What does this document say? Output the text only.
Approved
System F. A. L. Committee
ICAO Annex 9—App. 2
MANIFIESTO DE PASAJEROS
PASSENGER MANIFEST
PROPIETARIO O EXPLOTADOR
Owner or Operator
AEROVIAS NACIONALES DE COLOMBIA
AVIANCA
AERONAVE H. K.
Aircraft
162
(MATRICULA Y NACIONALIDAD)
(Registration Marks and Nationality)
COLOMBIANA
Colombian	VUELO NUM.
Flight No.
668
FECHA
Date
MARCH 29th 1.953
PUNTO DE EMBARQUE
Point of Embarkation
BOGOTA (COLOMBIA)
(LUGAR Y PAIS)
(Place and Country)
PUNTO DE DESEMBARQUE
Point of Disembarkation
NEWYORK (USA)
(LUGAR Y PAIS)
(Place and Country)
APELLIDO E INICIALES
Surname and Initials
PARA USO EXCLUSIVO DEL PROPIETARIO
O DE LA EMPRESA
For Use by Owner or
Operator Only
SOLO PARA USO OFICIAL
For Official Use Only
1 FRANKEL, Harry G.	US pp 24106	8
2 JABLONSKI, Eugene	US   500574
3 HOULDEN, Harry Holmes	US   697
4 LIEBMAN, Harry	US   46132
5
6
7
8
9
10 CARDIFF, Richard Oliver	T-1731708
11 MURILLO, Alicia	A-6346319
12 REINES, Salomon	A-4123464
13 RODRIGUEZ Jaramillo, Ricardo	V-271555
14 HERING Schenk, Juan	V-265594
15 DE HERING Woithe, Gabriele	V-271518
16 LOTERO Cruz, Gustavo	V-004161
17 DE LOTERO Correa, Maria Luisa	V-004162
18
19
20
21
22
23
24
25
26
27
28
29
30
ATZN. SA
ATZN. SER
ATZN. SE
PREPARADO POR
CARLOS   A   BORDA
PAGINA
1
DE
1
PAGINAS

## Requirements
Scan the material above for the string "Owner" and return the lines that hold it.

## Response below
Owner or Operator
For Use by Owner or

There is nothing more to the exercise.